Given problem.
Retype the data below without altering anything.

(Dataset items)
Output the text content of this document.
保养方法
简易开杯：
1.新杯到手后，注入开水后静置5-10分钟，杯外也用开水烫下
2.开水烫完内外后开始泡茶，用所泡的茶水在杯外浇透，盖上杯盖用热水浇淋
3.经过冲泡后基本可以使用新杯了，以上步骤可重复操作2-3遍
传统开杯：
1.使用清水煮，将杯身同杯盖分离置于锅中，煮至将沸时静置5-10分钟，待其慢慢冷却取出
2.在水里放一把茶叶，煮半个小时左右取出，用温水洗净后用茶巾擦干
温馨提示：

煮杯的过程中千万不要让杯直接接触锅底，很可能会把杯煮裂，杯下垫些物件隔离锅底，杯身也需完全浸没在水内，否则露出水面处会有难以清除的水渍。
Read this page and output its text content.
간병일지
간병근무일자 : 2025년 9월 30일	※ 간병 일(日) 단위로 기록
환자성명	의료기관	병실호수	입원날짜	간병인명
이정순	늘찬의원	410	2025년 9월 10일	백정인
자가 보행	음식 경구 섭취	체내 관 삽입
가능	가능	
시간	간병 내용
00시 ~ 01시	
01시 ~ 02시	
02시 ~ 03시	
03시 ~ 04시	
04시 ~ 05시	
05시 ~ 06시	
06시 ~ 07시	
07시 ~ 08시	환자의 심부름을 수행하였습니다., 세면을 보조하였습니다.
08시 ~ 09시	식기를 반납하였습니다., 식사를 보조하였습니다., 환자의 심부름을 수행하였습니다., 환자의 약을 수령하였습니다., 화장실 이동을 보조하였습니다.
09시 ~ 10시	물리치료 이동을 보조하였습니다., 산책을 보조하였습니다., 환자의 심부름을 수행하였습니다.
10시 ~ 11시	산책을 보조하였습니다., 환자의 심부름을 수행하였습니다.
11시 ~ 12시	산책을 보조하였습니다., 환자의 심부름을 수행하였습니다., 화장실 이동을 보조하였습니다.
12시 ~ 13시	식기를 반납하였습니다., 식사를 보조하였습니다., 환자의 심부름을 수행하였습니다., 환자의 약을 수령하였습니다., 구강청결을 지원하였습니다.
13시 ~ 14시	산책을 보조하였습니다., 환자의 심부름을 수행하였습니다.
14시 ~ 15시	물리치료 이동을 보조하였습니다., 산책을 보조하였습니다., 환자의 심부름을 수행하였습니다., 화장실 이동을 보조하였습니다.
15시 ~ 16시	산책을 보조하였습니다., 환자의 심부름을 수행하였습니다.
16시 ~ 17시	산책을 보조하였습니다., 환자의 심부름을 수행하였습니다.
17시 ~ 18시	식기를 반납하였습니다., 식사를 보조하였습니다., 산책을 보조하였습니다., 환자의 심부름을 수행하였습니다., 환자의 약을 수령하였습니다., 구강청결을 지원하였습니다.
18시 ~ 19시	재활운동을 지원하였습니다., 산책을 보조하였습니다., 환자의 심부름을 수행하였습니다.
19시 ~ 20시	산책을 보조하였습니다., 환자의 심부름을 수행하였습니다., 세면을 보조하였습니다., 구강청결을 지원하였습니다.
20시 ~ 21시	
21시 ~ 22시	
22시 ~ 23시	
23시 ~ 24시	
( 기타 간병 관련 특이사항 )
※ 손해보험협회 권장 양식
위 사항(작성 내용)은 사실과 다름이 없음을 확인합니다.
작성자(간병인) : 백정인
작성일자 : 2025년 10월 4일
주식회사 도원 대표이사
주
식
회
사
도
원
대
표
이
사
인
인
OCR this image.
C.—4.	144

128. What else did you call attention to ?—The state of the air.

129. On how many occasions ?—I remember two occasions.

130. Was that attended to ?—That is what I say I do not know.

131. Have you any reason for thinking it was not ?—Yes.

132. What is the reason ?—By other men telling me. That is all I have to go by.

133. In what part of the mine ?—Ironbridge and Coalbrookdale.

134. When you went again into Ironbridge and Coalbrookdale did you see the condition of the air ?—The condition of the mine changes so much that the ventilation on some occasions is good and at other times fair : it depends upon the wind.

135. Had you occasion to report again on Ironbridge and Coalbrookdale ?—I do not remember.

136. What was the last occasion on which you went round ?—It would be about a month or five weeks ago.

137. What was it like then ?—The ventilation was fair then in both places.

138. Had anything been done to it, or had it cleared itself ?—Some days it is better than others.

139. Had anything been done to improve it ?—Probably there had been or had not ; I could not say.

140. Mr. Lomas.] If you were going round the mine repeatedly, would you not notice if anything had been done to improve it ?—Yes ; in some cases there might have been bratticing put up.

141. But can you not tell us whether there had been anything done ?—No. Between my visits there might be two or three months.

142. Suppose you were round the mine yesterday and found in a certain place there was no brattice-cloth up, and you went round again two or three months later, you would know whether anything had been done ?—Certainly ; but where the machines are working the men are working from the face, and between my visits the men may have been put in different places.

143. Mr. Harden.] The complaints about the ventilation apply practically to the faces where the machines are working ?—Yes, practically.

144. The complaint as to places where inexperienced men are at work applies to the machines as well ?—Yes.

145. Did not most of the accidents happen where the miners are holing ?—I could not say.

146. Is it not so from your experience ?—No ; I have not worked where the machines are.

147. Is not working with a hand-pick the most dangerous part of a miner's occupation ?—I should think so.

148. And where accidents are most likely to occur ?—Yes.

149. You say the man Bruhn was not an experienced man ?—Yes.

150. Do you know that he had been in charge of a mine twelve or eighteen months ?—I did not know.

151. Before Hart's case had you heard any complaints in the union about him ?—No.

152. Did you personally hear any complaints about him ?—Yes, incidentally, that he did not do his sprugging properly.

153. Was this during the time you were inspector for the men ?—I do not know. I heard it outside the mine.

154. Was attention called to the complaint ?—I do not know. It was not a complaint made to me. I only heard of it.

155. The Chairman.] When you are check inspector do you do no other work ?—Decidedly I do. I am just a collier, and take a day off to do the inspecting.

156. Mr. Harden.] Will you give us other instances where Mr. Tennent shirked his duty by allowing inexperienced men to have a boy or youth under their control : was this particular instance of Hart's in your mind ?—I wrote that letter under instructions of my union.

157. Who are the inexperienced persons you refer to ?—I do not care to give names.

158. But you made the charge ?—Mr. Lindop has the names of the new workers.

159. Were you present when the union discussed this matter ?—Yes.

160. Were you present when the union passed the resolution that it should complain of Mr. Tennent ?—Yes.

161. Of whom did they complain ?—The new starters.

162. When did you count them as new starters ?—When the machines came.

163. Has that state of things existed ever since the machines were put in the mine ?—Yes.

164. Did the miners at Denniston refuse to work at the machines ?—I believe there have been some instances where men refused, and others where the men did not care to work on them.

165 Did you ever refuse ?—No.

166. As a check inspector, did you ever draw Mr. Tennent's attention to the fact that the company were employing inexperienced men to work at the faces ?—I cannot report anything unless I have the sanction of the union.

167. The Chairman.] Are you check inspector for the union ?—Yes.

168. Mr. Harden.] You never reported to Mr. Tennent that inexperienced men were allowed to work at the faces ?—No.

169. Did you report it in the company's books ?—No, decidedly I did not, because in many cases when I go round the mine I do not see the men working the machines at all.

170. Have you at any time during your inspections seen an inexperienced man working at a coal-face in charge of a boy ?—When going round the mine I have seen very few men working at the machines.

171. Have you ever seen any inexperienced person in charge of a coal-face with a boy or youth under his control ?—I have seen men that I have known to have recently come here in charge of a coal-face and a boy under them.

Written answer.
Output the text content of this document.
保养方法
简易开杯：
1.新杯到手后，注入开水后静置5-10分钟，杯外也用开水烫下
2.开水烫完内外后开始泡茶，用所泡的茶水在杯外浇透，盖上杯盖用热水浇淋
3.经过冲泡后基本可以使用新杯了，以上步骤可重复操作2-3遍
传统开杯：
1.使用清水煮，将杯身同杯盖分离置于锅中，煮至将沸时静置5-10分钟，待其慢慢冷却取出
2.在水里放一把茶叶，煮半个小时左右取出，用温水洗净后用茶巾擦干
温馨提示：

煮杯的过程中千万不要让杯直接接触锅底，很可能会把杯煮裂，杯下垫些物件隔离锅底，杯身也需完全浸没在水内，否则露出水面处会有难以清除的水渍。
Read this page and output its text content.
간병일지
간병근무일자 : 2025년 9월 30일	※ 간병 일(日) 단위로 기록
환자성명	의료기관	병실호수	입원날짜	간병인명
이정순	늘찬의원	410	2025년 9월 10일	백정인
자가 보행	음식 경구 섭취	체내 관 삽입
가능	가능	
시간	간병 내용
00시 ~ 01시	
01시 ~ 02시	
02시 ~ 03시	
03시 ~ 04시	
04시 ~ 05시	
05시 ~ 06시	
06시 ~ 07시	
07시 ~ 08시	환자의 심부름을 수행하였습니다., 세면을 보조하였습니다.
08시 ~ 09시	식기를 반납하였습니다., 식사를 보조하였습니다., 환자의 심부름을 수행하였습니다., 환자의 약을 수령하였습니다., 화장실 이동을 보조하였습니다.
09시 ~ 10시	물리치료 이동을 보조하였습니다., 산책을 보조하였습니다., 환자의 심부름을 수행하였습니다.
10시 ~ 11시	산책을 보조하였습니다., 환자의 심부름을 수행하였습니다.
11시 ~ 12시	산책을 보조하였습니다., 환자의 심부름을 수행하였습니다., 화장실 이동을 보조하였습니다.
12시 ~ 13시	식기를 반납하였습니다., 식사를 보조하였습니다., 환자의 심부름을 수행하였습니다., 환자의 약을 수령하였습니다., 구강청결을 지원하였습니다.
13시 ~ 14시	산책을 보조하였습니다., 환자의 심부름을 수행하였습니다.
14시 ~ 15시	물리치료 이동을 보조하였습니다., 산책을 보조하였습니다., 환자의 심부름을 수행하였습니다., 화장실 이동을 보조하였습니다.
15시 ~ 16시	산책을 보조하였습니다., 환자의 심부름을 수행하였습니다.
16시 ~ 17시	산책을 보조하였습니다., 환자의 심부름을 수행하였습니다.
17시 ~ 18시	식기를 반납하였습니다., 식사를 보조하였습니다., 산책을 보조하였습니다., 환자의 심부름을 수행하였습니다., 환자의 약을 수령하였습니다., 구강청결을 지원하였습니다.
18시 ~ 19시	재활운동을 지원하였습니다., 산책을 보조하였습니다., 환자의 심부름을 수행하였습니다.
19시 ~ 20시	산책을 보조하였습니다., 환자의 심부름을 수행하였습니다., 세면을 보조하였습니다., 구강청결을 지원하였습니다.
20시 ~ 21시	
21시 ~ 22시	
22시 ~ 23시	
23시 ~ 24시	
( 기타 간병 관련 특이사항 )
※ 손해보험협회 권장 양식
위 사항(작성 내용)은 사실과 다름이 없음을 확인합니다.
작성자(간병인) : 백정인
작성일자 : 2025년 10월 4일
주식회사 도원 대표이사
주
식
회
사
도
원
대
표
이
사
인
인
OCR this image.
C.—4.	144

128. What else did you call attention to ?—The state of the air.

129. On how many occasions ?—I remember two occasions.

130. Was that attended to ?—That is what I say I do not know.

131. Have you any reason for thinking it was not ?—Yes.

132. What is the reason ?—By other men telling me. That is all I have to go by.

133. In what part of the mine ?—Ironbridge and Coalbrookdale.

134. When you went again into Ironbridge and Coalbrookdale did you see the condition of the air ?—The condition of the mine changes so much that the ventilation on some occasions is good and at other times fair : it depends upon the wind.

135. Had you occasion to report again on Ironbridge and Coalbrookdale ?—I do not remember.

136. What was the last occasion on which you went round ?—It would be about a month or five weeks ago.

137. What was it like then ?—The ventilation was fair then in both places.

138. Had anything been done to it, or had it cleared itself ?—Some days it is better than others.

139. Had anything been done to improve it ?—Probably there had been or had not ; I could not say.

140. Mr. Lomas.] If you were going round the mine repeatedly, would you not notice if anything had been done to improve it ?—Yes ; in some cases there might have been bratticing put up.

141. But can you not tell us whether there had been anything done ?—No. Between my visits there might be two or three months.

142. Suppose you were round the mine yesterday and found in a certain place there was no brattice-cloth up, and you went round again two or three months later, you would know whether anything had been done ?—Certainly ; but where the machines are working the men are working from the face, and between my visits the men may have been put in different places.

143. Mr. Harden.] The complaints about the ventilation apply practically to the faces where the machines are working ?—Yes, practically.

144. The complaint as to places where inexperienced men are at work applies to the machines as well ?—Yes.

145. Did not most of the accidents happen where the miners are holing ?—I could not say.

146. Is it not so from your experience ?—No ; I have not worked where the machines are.

147. Is not working with a hand-pick the most dangerous part of a miner's occupation ?—I should think so.

148. And where accidents are most likely to occur ?—Yes.

149. You say the man Bruhn was not an experienced man ?—Yes.

150. Do you know that he had been in charge of a mine twelve or eighteen months ?—I did not know.

151. Before Hart's case had you heard any complaints in the union about him ?—No.

152. Did you personally hear any complaints about him ?—Yes, incidentally, that he did not do his sprugging properly.

153. Was this during the time you were inspector for the men ?—I do not know. I heard it outside the mine.

154. Was attention called to the complaint ?—I do not know. It was not a complaint made to me. I only heard of it.

155. The Chairman.] When you are check inspector do you do no other work ?—Decidedly I do. I am just a collier, and take a day off to do the inspecting.

156. Mr. Harden.] Will you give us other instances where Mr. Tennent shirked his duty by allowing inexperienced men to have a boy or youth under their control : was this particular instance of Hart's in your mind ?—I wrote that letter under instructions of my union.

157. Who are the inexperienced persons you refer to ?—I do not care to give names.

158. But you made the charge ?—Mr. Lindop has the names of the new workers.

159. Were you present when the union discussed this matter ?—Yes.

160. Were you present when the union passed the resolution that it should complain of Mr. Tennent ?—Yes.

161. Of whom did they complain ?—The new starters.

162. When did you count them as new starters ?—When the machines came.

163. Has that state of things existed ever since the machines were put in the mine ?—Yes.

164. Did the miners at Denniston refuse to work at the machines ?—I believe there have been some instances where men refused, and others where the men did not care to work on them.

165 Did you ever refuse ?—No.

166. As a check inspector, did you ever draw Mr. Tennent's attention to the fact that the company were employing inexperienced men to work at the faces ?—I cannot report anything unless I have the sanction of the union.

167. The Chairman.] Are you check inspector for the union ?—Yes.

168. Mr. Harden.] You never reported to Mr. Tennent that inexperienced men were allowed to work at the faces ?—No.

169. Did you report it in the company's books ?—No, decidedly I did not, because in many cases when I go round the mine I do not see the men working the machines at all.

170. Have you at any time during your inspections seen an inexperienced man working at a coal-face in charge of a boy ?—When going round the mine I have seen very few men working at the machines.

171. Have you ever seen any inexperienced person in charge of a coal-face with a boy or youth under his control ?—I have seen men that I have known to have recently come here in charge of a coal-face and a boy under them.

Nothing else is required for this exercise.